WRITTEN EXERCISE
Write out the records below once more, exactly as they stand.

Stored items
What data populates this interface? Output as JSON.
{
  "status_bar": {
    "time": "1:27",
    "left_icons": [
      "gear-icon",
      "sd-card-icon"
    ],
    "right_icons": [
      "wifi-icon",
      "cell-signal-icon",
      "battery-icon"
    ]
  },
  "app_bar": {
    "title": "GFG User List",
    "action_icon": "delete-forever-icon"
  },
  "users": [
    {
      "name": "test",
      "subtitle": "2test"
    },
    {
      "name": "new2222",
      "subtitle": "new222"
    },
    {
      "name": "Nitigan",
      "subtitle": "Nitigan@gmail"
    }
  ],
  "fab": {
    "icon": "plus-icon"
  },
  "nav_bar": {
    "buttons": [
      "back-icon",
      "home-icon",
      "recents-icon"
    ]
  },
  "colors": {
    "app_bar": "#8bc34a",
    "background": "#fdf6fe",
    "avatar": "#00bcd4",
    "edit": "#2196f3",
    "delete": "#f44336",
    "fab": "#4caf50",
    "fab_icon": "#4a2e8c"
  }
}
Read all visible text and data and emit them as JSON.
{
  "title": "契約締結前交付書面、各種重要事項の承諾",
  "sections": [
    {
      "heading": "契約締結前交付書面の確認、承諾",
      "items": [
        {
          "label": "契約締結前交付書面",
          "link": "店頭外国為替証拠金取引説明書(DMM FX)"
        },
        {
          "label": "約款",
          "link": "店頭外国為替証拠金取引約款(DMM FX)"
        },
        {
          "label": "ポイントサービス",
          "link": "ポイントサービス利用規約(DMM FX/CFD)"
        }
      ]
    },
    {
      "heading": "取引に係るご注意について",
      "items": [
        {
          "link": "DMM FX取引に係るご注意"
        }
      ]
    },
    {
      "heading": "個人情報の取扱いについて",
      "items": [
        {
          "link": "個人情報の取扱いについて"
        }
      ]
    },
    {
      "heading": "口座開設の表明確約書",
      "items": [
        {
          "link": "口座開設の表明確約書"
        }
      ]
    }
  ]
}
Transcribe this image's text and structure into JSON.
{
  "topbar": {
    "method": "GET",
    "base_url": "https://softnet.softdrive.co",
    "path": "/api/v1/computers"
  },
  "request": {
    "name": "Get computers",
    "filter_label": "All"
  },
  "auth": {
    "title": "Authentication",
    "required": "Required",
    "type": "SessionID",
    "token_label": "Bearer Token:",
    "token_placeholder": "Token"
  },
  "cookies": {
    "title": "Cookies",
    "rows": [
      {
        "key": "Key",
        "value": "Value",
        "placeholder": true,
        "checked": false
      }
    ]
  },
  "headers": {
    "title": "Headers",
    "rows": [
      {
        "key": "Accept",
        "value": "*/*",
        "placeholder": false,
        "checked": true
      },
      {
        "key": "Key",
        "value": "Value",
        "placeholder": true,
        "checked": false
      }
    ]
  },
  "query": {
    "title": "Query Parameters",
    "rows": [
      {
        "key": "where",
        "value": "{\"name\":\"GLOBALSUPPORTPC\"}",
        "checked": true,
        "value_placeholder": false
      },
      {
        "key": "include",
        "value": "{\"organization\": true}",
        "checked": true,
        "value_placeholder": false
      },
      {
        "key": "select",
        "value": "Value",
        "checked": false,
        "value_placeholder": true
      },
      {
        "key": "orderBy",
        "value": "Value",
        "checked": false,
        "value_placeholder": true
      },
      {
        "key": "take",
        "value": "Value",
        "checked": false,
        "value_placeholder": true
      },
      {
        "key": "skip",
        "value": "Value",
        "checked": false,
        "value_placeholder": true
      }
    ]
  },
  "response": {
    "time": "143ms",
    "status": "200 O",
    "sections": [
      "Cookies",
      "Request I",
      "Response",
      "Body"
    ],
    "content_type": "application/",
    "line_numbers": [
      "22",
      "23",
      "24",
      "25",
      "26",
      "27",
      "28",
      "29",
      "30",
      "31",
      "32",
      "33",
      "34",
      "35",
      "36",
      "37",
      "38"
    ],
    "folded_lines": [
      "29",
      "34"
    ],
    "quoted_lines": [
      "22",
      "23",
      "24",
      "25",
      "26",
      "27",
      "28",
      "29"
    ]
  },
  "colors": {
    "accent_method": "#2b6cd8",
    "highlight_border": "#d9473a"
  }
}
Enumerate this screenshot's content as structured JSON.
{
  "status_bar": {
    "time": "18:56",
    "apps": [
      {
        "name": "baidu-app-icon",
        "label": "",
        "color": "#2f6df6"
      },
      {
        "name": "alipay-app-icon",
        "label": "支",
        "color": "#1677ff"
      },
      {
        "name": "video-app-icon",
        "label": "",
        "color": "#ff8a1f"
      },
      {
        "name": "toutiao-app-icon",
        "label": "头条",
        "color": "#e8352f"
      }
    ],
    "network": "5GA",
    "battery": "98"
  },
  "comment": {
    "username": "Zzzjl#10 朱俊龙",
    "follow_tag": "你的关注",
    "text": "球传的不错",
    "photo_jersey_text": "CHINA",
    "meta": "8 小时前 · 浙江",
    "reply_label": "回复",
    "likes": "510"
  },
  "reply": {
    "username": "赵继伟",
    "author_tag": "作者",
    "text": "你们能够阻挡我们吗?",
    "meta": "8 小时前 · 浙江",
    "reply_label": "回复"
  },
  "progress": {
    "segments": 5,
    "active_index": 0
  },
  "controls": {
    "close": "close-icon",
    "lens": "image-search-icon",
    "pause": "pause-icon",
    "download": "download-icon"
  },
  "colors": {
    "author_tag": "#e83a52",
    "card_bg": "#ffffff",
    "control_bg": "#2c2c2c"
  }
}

SOLUTION TO THE EXERCISE
What data populates this interface? Output as JSON.
{
  "status_bar": {
    "time": "1:27",
    "left_icons": [
      "gear-icon",
      "sd-card-icon"
    ],
    "right_icons": [
      "wifi-icon",
      "cell-signal-icon",
      "battery-icon"
    ]
  },
  "app_bar": {
    "title": "GFG User List",
    "action_icon": "delete-forever-icon"
  },
  "users": [
    {
      "name": "test",
      "subtitle": "2test"
    },
    {
      "name": "new2222",
      "subtitle": "new222"
    },
    {
      "name": "Nitigan",
      "subtitle": "Nitigan@gmail"
    }
  ],
  "fab": {
    "icon": "plus-icon"
  },
  "nav_bar": {
    "buttons": [
      "back-icon",
      "home-icon",
      "recents-icon"
    ]
  },
  "colors": {
    "app_bar": "#8bc34a",
    "background": "#fdf6fe",
    "avatar": "#00bcd4",
    "edit": "#2196f3",
    "delete": "#f44336",
    "fab": "#4caf50",
    "fab_icon": "#4a2e8c"
  }
}
Read all visible text and data and emit them as JSON.
{
  "title": "契約締結前交付書面、各種重要事項の承諾",
  "sections": [
    {
      "heading": "契約締結前交付書面の確認、承諾",
      "items": [
        {
          "label": "契約締結前交付書面",
          "link": "店頭外国為替証拠金取引説明書(DMM FX)"
        },
        {
          "label": "約款",
          "link": "店頭外国為替証拠金取引約款(DMM FX)"
        },
        {
          "label": "ポイントサービス",
          "link": "ポイントサービス利用規約(DMM FX/CFD)"
        }
      ]
    },
    {
      "heading": "取引に係るご注意について",
      "items": [
        {
          "link": "DMM FX取引に係るご注意"
        }
      ]
    },
    {
      "heading": "個人情報の取扱いについて",
      "items": [
        {
          "link": "個人情報の取扱いについて"
        }
      ]
    },
    {
      "heading": "口座開設の表明確約書",
      "items": [
        {
          "link": "口座開設の表明確約書"
        }
      ]
    }
  ]
}
Transcribe this image's text and structure into JSON.
{
  "topbar": {
    "method": "GET",
    "base_url": "https://softnet.softdrive.co",
    "path": "/api/v1/computers"
  },
  "request": {
    "name": "Get computers",
    "filter_label": "All"
  },
  "auth": {
    "title": "Authentication",
    "required": "Required",
    "type": "SessionID",
    "token_label": "Bearer Token:",
    "token_placeholder": "Token"
  },
  "cookies": {
    "title": "Cookies",
    "rows": [
      {
        "key": "Key",
        "value": "Value",
        "placeholder": true,
        "checked": false
      }
    ]
  },
  "headers": {
    "title": "Headers",
    "rows": [
      {
        "key": "Accept",
        "value": "*/*",
        "placeholder": false,
        "checked": true
      },
      {
        "key": "Key",
        "value": "Value",
        "placeholder": true,
        "checked": false
      }
    ]
  },
  "query": {
    "title": "Query Parameters",
    "rows": [
      {
        "key": "where",
        "value": "{\"name\":\"GLOBALSUPPORTPC\"}",
        "checked": true,
        "value_placeholder": false
      },
      {
        "key": "include",
        "value": "{\"organization\": true}",
        "checked": true,
        "value_placeholder": false
      },
      {
        "key": "select",
        "value": "Value",
        "checked": false,
        "value_placeholder": true
      },
      {
        "key": "orderBy",
        "value": "Value",
        "checked": false,
        "value_placeholder": true
      },
      {
        "key": "take",
        "value": "Value",
        "checked": false,
        "value_placeholder": true
      },
      {
        "key": "skip",
        "value": "Value",
        "checked": false,
        "value_placeholder": true
      }
    ]
  },
  "response": {
    "time": "143ms",
    "status": "200 O",
    "sections": [
      "Cookies",
      "Request I",
      "Response",
      "Body"
    ],
    "content_type": "application/",
    "line_numbers": [
      "22",
      "23",
      "24",
      "25",
      "26",
      "27",
      "28",
      "29",
      "30",
      "31",
      "32",
      "33",
      "34",
      "35",
      "36",
      "37",
      "38"
    ],
    "folded_lines": [
      "29",
      "34"
    ],
    "quoted_lines": [
      "22",
      "23",
      "24",
      "25",
      "26",
      "27",
      "28",
      "29"
    ]
  },
  "colors": {
    "accent_method": "#2b6cd8",
    "highlight_border": "#d9473a"
  }
}
Enumerate this screenshot's content as structured JSON.
{
  "status_bar": {
    "time": "18:56",
    "apps": [
      {
        "name": "baidu-app-icon",
        "label": "",
        "color": "#2f6df6"
      },
      {
        "name": "alipay-app-icon",
        "label": "支",
        "color": "#1677ff"
      },
      {
        "name": "video-app-icon",
        "label": "",
        "color": "#ff8a1f"
      },
      {
        "name": "toutiao-app-icon",
        "label": "头条",
        "color": "#e8352f"
      }
    ],
    "network": "5GA",
    "battery": "98"
  },
  "comment": {
    "username": "Zzzjl#10 朱俊龙",
    "follow_tag": "你的关注",
    "text": "球传的不错",
    "photo_jersey_text": "CHINA",
    "meta": "8 小时前 · 浙江",
    "reply_label": "回复",
    "likes": "510"
  },
  "reply": {
    "username": "赵继伟",
    "author_tag": "作者",
    "text": "你们能够阻挡我们吗?",
    "meta": "8 小时前 · 浙江",
    "reply_label": "回复"
  },
  "progress": {
    "segments": 5,
    "active_index": 0
  },
  "controls": {
    "close": "close-icon",
    "lens": "image-search-icon",
    "pause": "pause-icon",
    "download": "download-icon"
  },
  "colors": {
    "author_tag": "#e83a52",
    "card_bg": "#ffffff",
    "control_bg": "#2c2c2c"
  }
}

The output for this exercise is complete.